§ Source excerpt
-=-=-

Skip to Content

Chess & Religion: 20 Facts / Events (History, Bans, Sinful, Evil,…)

Last Updated on January 25, 2024 by Gamesver Team and JC Franco

To most of us, chess is a harmless pastime of strategic play between two opponents. It is a game that aids in cognitive development, with chess masters considered to have some of the highest IQs. It is a game anyone can learn to play, and so people did since the 7th century. Unfortunately, the game has had a bad reputation for being a sinful distraction.

Historically, chess and religion did not co-exist harmoniously. Chess was seen as a game that contradicted many religious beliefs and practices and was prohibited by Judaism, Islam, the Roman Catholic Church, Anglicans, the Puritans, and the Taliban, among others.

Although many religious groups banned chess, especially during the Middle Ages, some restrictions related to the game still applied as recently as the 1980s and 90s.

-=-=-

§ Dataset excerpts
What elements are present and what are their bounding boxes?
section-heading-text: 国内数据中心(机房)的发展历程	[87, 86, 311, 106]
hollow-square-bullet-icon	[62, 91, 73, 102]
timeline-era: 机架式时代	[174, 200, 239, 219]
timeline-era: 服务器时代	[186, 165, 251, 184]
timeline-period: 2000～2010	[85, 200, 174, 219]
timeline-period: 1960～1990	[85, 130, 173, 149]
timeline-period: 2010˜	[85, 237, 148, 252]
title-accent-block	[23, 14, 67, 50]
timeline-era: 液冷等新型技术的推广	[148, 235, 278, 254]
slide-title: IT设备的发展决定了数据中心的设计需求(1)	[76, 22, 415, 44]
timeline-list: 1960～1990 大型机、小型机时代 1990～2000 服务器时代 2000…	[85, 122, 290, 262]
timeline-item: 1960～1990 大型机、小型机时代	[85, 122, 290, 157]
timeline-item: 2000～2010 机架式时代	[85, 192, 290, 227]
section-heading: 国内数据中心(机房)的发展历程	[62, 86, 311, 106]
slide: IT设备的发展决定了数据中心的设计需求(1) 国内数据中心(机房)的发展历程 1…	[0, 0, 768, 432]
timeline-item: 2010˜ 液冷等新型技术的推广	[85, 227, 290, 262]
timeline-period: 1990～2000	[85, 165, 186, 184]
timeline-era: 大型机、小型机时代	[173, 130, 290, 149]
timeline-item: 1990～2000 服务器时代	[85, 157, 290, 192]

-=-=-

§ Work instructions
Summarize the chess and religion passage in two sentences.

§ Result
Chess, a strategic game people have played since the 7th century and one most consider a harmless pastime, has historically carried a reputation as a sinful distraction that contradicted many religious beliefs. It was prohibited by Judaism, Islam, the Roman Catholic Church, Anglicans, the Puritans, and the Taliban, among others, especially during the Middle Ages, and some restrictions still applied as recently as the 1980s and 90s.